Stored data –
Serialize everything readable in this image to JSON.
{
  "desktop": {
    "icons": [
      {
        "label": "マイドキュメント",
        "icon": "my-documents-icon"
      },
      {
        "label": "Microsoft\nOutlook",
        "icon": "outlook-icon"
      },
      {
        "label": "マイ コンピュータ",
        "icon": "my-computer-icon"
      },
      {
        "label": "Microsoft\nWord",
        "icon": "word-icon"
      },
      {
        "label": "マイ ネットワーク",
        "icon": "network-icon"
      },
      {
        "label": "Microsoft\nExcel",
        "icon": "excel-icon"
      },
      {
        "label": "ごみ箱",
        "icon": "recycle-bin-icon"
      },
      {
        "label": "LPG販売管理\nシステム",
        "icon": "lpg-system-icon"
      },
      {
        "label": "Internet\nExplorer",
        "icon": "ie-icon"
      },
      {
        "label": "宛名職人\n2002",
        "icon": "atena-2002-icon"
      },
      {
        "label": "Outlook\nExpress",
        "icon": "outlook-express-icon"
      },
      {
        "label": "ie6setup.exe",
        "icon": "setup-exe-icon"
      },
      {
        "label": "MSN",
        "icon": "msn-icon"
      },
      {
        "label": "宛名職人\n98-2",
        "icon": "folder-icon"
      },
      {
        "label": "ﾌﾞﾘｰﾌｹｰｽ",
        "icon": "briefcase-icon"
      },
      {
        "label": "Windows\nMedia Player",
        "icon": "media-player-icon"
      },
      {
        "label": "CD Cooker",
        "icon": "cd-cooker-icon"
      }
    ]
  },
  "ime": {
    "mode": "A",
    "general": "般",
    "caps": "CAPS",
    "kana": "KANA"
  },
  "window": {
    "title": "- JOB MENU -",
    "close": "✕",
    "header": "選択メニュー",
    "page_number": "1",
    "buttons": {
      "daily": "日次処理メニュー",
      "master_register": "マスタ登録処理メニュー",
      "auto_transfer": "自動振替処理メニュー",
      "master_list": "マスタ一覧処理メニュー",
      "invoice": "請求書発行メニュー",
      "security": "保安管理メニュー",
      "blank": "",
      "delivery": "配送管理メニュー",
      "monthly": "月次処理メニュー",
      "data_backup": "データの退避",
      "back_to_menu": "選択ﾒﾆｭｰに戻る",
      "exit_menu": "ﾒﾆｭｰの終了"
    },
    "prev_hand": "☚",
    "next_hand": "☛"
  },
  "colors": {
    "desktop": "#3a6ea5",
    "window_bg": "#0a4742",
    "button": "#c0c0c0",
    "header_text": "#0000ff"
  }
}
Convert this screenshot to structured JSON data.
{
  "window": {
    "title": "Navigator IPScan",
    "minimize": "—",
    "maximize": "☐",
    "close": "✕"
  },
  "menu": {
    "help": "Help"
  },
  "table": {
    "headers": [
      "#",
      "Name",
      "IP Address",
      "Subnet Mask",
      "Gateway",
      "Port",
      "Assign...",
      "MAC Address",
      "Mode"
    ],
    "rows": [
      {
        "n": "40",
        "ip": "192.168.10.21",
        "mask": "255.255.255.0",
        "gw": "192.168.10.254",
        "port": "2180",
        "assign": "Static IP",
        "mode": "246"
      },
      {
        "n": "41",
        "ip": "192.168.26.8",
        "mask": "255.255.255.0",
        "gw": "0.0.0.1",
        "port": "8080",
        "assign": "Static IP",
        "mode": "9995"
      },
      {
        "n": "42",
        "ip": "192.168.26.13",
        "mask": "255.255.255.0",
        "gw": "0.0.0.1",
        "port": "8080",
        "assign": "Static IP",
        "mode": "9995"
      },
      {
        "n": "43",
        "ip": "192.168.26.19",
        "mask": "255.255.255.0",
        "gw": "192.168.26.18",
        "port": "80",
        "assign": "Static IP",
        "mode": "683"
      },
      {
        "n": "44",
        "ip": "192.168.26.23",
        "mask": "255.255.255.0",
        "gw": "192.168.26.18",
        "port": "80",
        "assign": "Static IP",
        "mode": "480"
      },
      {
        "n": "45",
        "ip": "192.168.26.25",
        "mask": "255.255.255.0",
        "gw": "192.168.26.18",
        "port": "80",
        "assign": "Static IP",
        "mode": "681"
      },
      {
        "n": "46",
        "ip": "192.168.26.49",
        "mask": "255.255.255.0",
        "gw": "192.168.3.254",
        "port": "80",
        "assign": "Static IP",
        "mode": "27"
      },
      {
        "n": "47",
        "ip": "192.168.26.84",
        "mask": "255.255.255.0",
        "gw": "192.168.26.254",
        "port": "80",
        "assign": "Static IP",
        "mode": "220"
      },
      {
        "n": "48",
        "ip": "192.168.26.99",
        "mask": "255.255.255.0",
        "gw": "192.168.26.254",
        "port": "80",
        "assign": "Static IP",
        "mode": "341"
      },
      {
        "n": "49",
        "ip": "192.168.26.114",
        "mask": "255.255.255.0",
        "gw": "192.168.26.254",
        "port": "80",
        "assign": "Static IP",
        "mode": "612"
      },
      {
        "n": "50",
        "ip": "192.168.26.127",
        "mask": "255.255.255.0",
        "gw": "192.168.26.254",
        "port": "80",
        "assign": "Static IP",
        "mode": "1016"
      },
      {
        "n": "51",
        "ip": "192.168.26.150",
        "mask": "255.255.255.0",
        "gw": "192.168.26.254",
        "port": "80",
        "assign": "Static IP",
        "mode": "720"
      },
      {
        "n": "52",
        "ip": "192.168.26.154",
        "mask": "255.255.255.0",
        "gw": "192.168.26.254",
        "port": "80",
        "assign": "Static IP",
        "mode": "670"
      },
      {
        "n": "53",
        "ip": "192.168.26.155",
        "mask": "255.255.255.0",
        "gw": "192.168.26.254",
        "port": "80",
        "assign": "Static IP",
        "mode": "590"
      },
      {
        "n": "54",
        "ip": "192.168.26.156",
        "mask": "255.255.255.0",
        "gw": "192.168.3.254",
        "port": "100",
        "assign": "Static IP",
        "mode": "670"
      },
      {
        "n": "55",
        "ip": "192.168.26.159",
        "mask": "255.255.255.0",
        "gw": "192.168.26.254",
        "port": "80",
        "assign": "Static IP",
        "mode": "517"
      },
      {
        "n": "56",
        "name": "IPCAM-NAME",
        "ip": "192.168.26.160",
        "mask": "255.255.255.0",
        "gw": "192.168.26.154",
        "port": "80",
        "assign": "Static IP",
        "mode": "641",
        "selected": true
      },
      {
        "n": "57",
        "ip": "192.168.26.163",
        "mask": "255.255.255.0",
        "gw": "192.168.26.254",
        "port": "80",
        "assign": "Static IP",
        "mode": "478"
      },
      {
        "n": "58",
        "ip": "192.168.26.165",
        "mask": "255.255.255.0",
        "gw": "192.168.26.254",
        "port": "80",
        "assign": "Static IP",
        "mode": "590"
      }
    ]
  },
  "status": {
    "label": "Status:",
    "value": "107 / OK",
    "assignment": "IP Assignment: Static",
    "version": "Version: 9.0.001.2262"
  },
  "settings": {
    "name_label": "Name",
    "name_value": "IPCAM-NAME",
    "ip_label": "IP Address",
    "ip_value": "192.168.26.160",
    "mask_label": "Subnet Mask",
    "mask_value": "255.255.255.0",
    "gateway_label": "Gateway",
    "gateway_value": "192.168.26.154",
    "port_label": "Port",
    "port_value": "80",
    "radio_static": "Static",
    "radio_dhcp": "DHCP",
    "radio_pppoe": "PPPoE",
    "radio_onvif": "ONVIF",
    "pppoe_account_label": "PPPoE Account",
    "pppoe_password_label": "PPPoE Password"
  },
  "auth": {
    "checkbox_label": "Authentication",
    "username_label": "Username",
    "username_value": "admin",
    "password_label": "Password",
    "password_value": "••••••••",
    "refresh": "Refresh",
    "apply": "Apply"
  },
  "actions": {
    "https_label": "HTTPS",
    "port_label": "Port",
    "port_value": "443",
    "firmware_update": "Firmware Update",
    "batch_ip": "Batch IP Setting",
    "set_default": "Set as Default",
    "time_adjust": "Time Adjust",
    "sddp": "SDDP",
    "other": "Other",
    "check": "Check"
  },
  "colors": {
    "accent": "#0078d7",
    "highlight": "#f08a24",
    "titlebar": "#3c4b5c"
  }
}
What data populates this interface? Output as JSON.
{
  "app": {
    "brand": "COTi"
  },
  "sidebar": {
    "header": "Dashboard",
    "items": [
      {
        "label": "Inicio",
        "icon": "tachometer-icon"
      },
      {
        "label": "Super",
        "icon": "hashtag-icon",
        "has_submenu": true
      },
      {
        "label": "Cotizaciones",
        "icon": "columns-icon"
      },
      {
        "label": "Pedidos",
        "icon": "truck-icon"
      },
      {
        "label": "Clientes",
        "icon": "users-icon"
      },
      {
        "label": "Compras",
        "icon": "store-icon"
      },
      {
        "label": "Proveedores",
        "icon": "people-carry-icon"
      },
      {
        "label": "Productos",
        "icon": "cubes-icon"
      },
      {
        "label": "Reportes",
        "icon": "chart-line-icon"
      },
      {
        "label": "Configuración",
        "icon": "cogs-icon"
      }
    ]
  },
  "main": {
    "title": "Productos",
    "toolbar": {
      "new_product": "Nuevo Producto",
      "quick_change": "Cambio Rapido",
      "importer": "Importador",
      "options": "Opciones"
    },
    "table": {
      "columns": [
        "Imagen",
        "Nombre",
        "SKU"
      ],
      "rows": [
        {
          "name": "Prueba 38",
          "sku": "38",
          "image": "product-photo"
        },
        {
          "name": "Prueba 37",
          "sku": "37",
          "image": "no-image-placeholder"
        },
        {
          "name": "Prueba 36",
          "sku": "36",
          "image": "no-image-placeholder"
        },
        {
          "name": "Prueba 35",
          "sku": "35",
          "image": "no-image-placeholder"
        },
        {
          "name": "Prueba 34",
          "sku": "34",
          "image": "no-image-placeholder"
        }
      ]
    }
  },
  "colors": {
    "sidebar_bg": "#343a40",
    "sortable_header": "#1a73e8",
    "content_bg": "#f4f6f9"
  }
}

Aim – State how many lines in the records above contain the word "Address", and give only that number.

Task output – 3